Repeat the listing in full. Nothing may be added or left out.

Start of DATASET ROWS

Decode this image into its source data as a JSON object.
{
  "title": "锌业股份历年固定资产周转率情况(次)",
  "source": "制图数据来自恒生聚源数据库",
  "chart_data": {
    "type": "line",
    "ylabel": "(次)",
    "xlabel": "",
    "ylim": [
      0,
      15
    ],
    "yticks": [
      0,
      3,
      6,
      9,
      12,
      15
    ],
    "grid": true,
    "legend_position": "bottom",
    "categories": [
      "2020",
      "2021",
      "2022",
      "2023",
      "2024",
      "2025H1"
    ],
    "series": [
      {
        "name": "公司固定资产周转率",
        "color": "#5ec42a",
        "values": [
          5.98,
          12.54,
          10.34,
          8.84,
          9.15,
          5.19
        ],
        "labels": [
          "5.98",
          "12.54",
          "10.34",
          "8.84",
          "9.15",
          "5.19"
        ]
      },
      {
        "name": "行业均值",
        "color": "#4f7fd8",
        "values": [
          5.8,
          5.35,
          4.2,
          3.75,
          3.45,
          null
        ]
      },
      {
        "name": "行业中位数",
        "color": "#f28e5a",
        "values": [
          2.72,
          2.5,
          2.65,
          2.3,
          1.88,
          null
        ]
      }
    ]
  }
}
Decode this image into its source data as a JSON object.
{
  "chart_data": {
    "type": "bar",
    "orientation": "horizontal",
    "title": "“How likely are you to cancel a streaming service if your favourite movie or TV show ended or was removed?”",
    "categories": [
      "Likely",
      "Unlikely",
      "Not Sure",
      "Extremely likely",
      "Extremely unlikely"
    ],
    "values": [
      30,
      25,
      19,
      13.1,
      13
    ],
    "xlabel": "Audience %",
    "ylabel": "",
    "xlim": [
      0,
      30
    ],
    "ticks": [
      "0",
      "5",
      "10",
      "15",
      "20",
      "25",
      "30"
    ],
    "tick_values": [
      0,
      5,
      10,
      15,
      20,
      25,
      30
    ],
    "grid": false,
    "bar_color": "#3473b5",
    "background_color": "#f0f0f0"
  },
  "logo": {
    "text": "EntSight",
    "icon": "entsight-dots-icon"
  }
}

End of DATASET ROWS

RIGHT ANSWER —
Decode this image into its source data as a JSON object.
{
  "title": "锌业股份历年固定资产周转率情况(次)",
  "source": "制图数据来自恒生聚源数据库",
  "chart_data": {
    "type": "line",
    "ylabel": "(次)",
    "xlabel": "",
    "ylim": [
      0,
      15
    ],
    "yticks": [
      0,
      3,
      6,
      9,
      12,
      15
    ],
    "grid": true,
    "legend_position": "bottom",
    "categories": [
      "2020",
      "2021",
      "2022",
      "2023",
      "2024",
      "2025H1"
    ],
    "series": [
      {
        "name": "公司固定资产周转率",
        "color": "#5ec42a",
        "values": [
          5.98,
          12.54,
          10.34,
          8.84,
          9.15,
          5.19
        ],
        "labels": [
          "5.98",
          "12.54",
          "10.34",
          "8.84",
          "9.15",
          "5.19"
        ]
      },
      {
        "name": "行业均值",
        "color": "#4f7fd8",
        "values": [
          5.8,
          5.35,
          4.2,
          3.75,
          3.45,
          null
        ]
      },
      {
        "name": "行业中位数",
        "color": "#f28e5a",
        "values": [
          2.72,
          2.5,
          2.65,
          2.3,
          1.88,
          null
        ]
      }
    ]
  }
}
Decode this image into its source data as a JSON object.
{
  "chart_data": {
    "type": "bar",
    "orientation": "horizontal",
    "title": "“How likely are you to cancel a streaming service if your favourite movie or TV show ended or was removed?”",
    "categories": [
      "Likely",
      "Unlikely",
      "Not Sure",
      "Extremely likely",
      "Extremely unlikely"
    ],
    "values": [
      30,
      25,
      19,
      13.1,
      13
    ],
    "xlabel": "Audience %",
    "ylabel": "",
    "xlim": [
      0,
      30
    ],
    "ticks": [
      "0",
      "5",
      "10",
      "15",
      "20",
      "25",
      "30"
    ],
    "tick_values": [
      0,
      5,
      10,
      15,
      20,
      25,
      30
    ],
    "grid": false,
    "bar_color": "#3473b5",
    "background_color": "#f0f0f0"
  },
  "logo": {
    "text": "EntSight",
    "icon": "entsight-dots-icon"
  }
}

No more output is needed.